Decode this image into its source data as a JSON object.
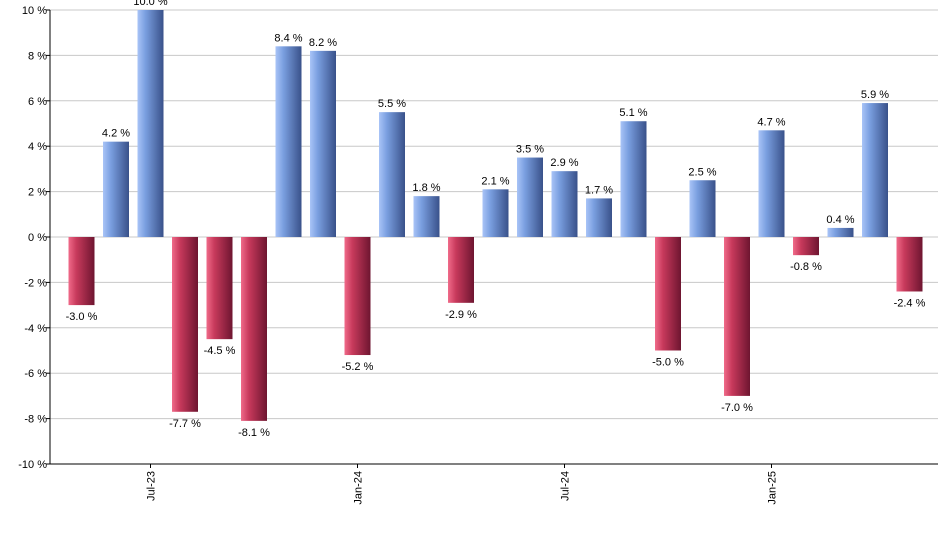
{
  "chart_data": {
    "type": "bar",
    "title": "",
    "xlabel": "",
    "ylabel": "",
    "ylim": [
      -10,
      10
    ],
    "yticks": [
      10,
      8,
      6,
      4,
      2,
      0,
      -2,
      -4,
      -6,
      -8,
      -10
    ],
    "ytick_labels": [
      "10 %",
      "8 %",
      "6 %",
      "4 %",
      "2 %",
      "0 %",
      "-2 %",
      "-4 %",
      "-6 %",
      "-8 %",
      "-10 %"
    ],
    "grid": true,
    "values": [
      -3.0,
      4.2,
      10.0,
      -7.7,
      -4.5,
      -8.1,
      8.4,
      8.2,
      -5.2,
      5.5,
      1.8,
      -2.9,
      2.1,
      3.5,
      2.9,
      1.7,
      5.1,
      -5.0,
      2.5,
      -7.0,
      4.7,
      -0.8,
      0.4,
      5.9,
      -2.4
    ],
    "value_labels": [
      "-3.0 %",
      "4.2 %",
      "10.0 %",
      "-7.7 %",
      "-4.5 %",
      "-8.1 %",
      "8.4 %",
      "8.2 %",
      "-5.2 %",
      "5.5 %",
      "1.8 %",
      "-2.9 %",
      "2.1 %",
      "3.5 %",
      "2.9 %",
      "1.7 %",
      "5.1 %",
      "-5.0 %",
      "2.5 %",
      "-7.0 %",
      "4.7 %",
      "-0.8 %",
      "0.4 %",
      "5.9 %",
      "-2.4 %"
    ],
    "x_tick_labels": [
      {
        "label": "Jul-23",
        "bar_index": 2
      },
      {
        "label": "Jan-24",
        "bar_index": 8
      },
      {
        "label": "Jul-24",
        "bar_index": 14
      },
      {
        "label": "Jan-25",
        "bar_index": 20
      }
    ],
    "colors": {
      "positive": "#7a9fe0",
      "positive_light": "#a9c4f7",
      "positive_dark": "#39518a",
      "negative": "#c83a5c",
      "negative_light": "#f06b8a",
      "negative_dark": "#6e1530",
      "grid": "#c8c8c8",
      "axis": "#000000"
    }
  }
}
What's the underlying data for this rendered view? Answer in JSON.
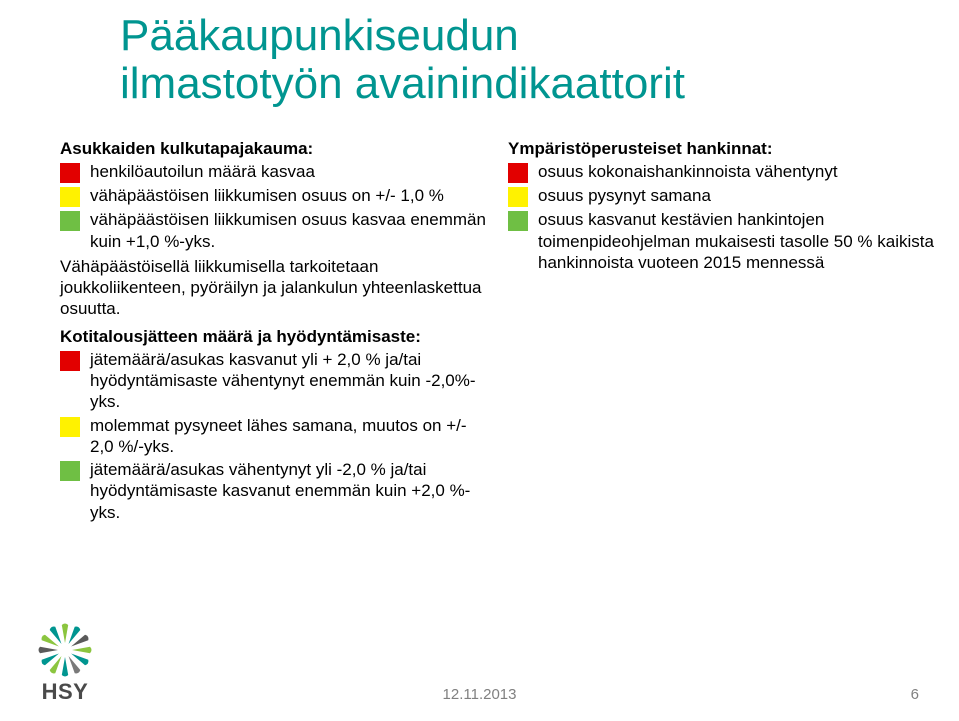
{
  "title_line1": "Pääkaupunkiseudun",
  "title_line2": "ilmastotyön avainindikaattorit",
  "title_color": "#009590",
  "swatch_colors": {
    "red": "#e20000",
    "yellow": "#fff200",
    "green": "#6fbf44"
  },
  "left": {
    "section1": {
      "heading": "Asukkaiden kulkutapajakauma:",
      "items": [
        {
          "color": "red",
          "text": "henkilöautoilun määrä kasvaa"
        },
        {
          "color": "yellow",
          "text": "vähäpäästöisen liikkumisen osuus on +/- 1,0 %"
        },
        {
          "color": "green",
          "text": "vähäpäästöisen liikkumisen osuus kasvaa enemmän kuin +1,0 %-yks."
        }
      ],
      "note": "Vähäpäästöisellä liikkumisella tarkoitetaan joukkoliikenteen, pyöräilyn ja jalankulun yhteenlaskettua osuutta."
    },
    "section2": {
      "heading": "Kotitalousjätteen määrä ja hyödyntämisaste:",
      "items": [
        {
          "color": "red",
          "text": "jätemäärä/asukas kasvanut yli + 2,0 % ja/tai hyödyntämisaste vähentynyt enemmän kuin -2,0%-yks."
        },
        {
          "color": "yellow",
          "text": "molemmat pysyneet lähes samana, muutos on +/- 2,0 %/-yks."
        },
        {
          "color": "green",
          "text": "jätemäärä/asukas vähentynyt yli -2,0 % ja/tai hyödyntämisaste kasvanut enemmän kuin +2,0 %-yks."
        }
      ]
    }
  },
  "right": {
    "section1": {
      "heading": "Ympäristöperusteiset hankinnat:",
      "items": [
        {
          "color": "red",
          "text": "osuus kokonaishankinnoista vähentynyt"
        },
        {
          "color": "yellow",
          "text": "osuus pysynyt samana"
        },
        {
          "color": "green",
          "text": "osuus kasvanut kestävien hankintojen toimenpideohjelman mukaisesti tasolle 50 % kaikista hankinnoista vuoteen 2015 mennessä"
        }
      ]
    }
  },
  "logo": {
    "text": "HSY",
    "palette": [
      "#8bc53f",
      "#009590",
      "#5a5a5a",
      "#8bc53f",
      "#009590",
      "#7a7a7a",
      "#009590",
      "#8bc53f",
      "#009590",
      "#5a5a5a",
      "#8bc53f",
      "#009590"
    ]
  },
  "footer": {
    "date": "12.11.2013",
    "page": "6",
    "color": "#808080"
  }
}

* WHAT NEEDS TO BE DONE
Pictures in the records above are left out; print everything else exactly as written.

* ANSWER IN FULL
Decode this image into its source data as a JSON object.
{
  "chart_data": {
    "type": "bar",
    "title": "",
    "xlabel": "",
    "ylabel": "",
    "ylim": [
      -10,
      10
    ],
    "yticks": [
      10,
      8,
      6,
      4,
      2,
      0,
      -2,
      -4,
      -6,
      -8,
      -10
    ],
    "ytick_labels": [
      "10 %",
      "8 %",
      "6 %",
      "4 %",
      "2 %",
      "0 %",
      "-2 %",
      "-4 %",
      "-6 %",
      "-8 %",
      "-10 %"
    ],
    "grid": true,
    "values": [
      -3.0,
      4.2,
      10.0,
      -7.7,
      -4.5,
      -8.1,
      8.4,
      8.2,
      -5.2,
      5.5,
      1.8,
      -2.9,
      2.1,
      3.5,
      2.9,
      1.7,
      5.1,
      -5.0,
      2.5,
      -7.0,
      4.7,
      -0.8,
      0.4,
      5.9,
      -2.4
    ],
    "value_labels": [
      "-3.0 %",
      "4.2 %",
      "10.0 %",
      "-7.7 %",
      "-4.5 %",
      "-8.1 %",
      "8.4 %",
      "8.2 %",
      "-5.2 %",
      "5.5 %",
      "1.8 %",
      "-2.9 %",
      "2.1 %",
      "3.5 %",
      "2.9 %",
      "1.7 %",
      "5.1 %",
      "-5.0 %",
      "2.5 %",
      "-7.0 %",
      "4.7 %",
      "-0.8 %",
      "0.4 %",
      "5.9 %",
      "-2.4 %"
    ],
    "x_tick_labels": [
      {
        "label": "Jul-23",
        "bar_index": 2
      },
      {
        "label": "Jan-24",
        "bar_index": 8
      },
      {
        "label": "Jul-24",
        "bar_index": 14
      },
      {
        "label": "Jan-25",
        "bar_index": 20
      }
    ],
    "colors": {
      "positive": "#7a9fe0",
      "positive_light": "#a9c4f7",
      "positive_dark": "#39518a",
      "negative": "#c83a5c",
      "negative_light": "#f06b8a",
      "negative_dark": "#6e1530",
      "grid": "#c8c8c8",
      "axis": "#000000"
    }
  }
}
What's the underlying data for this rendered view? Answer in JSON.
{
  "title_line1": "Pääkaupunkiseudun",
  "title_line2": "ilmastotyön avainindikaattorit",
  "title_color": "#009590",
  "swatch_colors": {
    "red": "#e20000",
    "yellow": "#fff200",
    "green": "#6fbf44"
  },
  "left": {
    "section1": {
      "heading": "Asukkaiden kulkutapajakauma:",
      "items": [
        {
          "color": "red",
          "text": "henkilöautoilun määrä kasvaa"
        },
        {
          "color": "yellow",
          "text": "vähäpäästöisen liikkumisen osuus on +/- 1,0 %"
        },
        {
          "color": "green",
          "text": "vähäpäästöisen liikkumisen osuus kasvaa enemmän kuin +1,0 %-yks."
        }
      ],
      "note": "Vähäpäästöisellä liikkumisella tarkoitetaan joukkoliikenteen, pyöräilyn ja jalankulun yhteenlaskettua osuutta."
    },
    "section2": {
      "heading": "Kotitalousjätteen määrä ja hyödyntämisaste:",
      "items": [
        {
          "color": "red",
          "text": "jätemäärä/asukas kasvanut yli + 2,0 % ja/tai hyödyntämisaste vähentynyt enemmän kuin -2,0%-yks."
        },
        {
          "color": "yellow",
          "text": "molemmat pysyneet lähes samana, muutos on +/- 2,0 %/-yks."
        },
        {
          "color": "green",
          "text": "jätemäärä/asukas vähentynyt yli -2,0 % ja/tai hyödyntämisaste kasvanut enemmän kuin +2,0 %-yks."
        }
      ]
    }
  },
  "right": {
    "section1": {
      "heading": "Ympäristöperusteiset hankinnat:",
      "items": [
        {
          "color": "red",
          "text": "osuus kokonaishankinnoista vähentynyt"
        },
        {
          "color": "yellow",
          "text": "osuus pysynyt samana"
        },
        {
          "color": "green",
          "text": "osuus kasvanut kestävien hankintojen toimenpideohjelman mukaisesti tasolle 50 % kaikista hankinnoista vuoteen 2015 mennessä"
        }
      ]
    }
  },
  "logo": {
    "text": "HSY",
    "palette": [
      "#8bc53f",
      "#009590",
      "#5a5a5a",
      "#8bc53f",
      "#009590",
      "#7a7a7a",
      "#009590",
      "#8bc53f",
      "#009590",
      "#5a5a5a",
      "#8bc53f",
      "#009590"
    ]
  },
  "footer": {
    "date": "12.11.2013",
    "page": "6",
    "color": "#808080"
  }
}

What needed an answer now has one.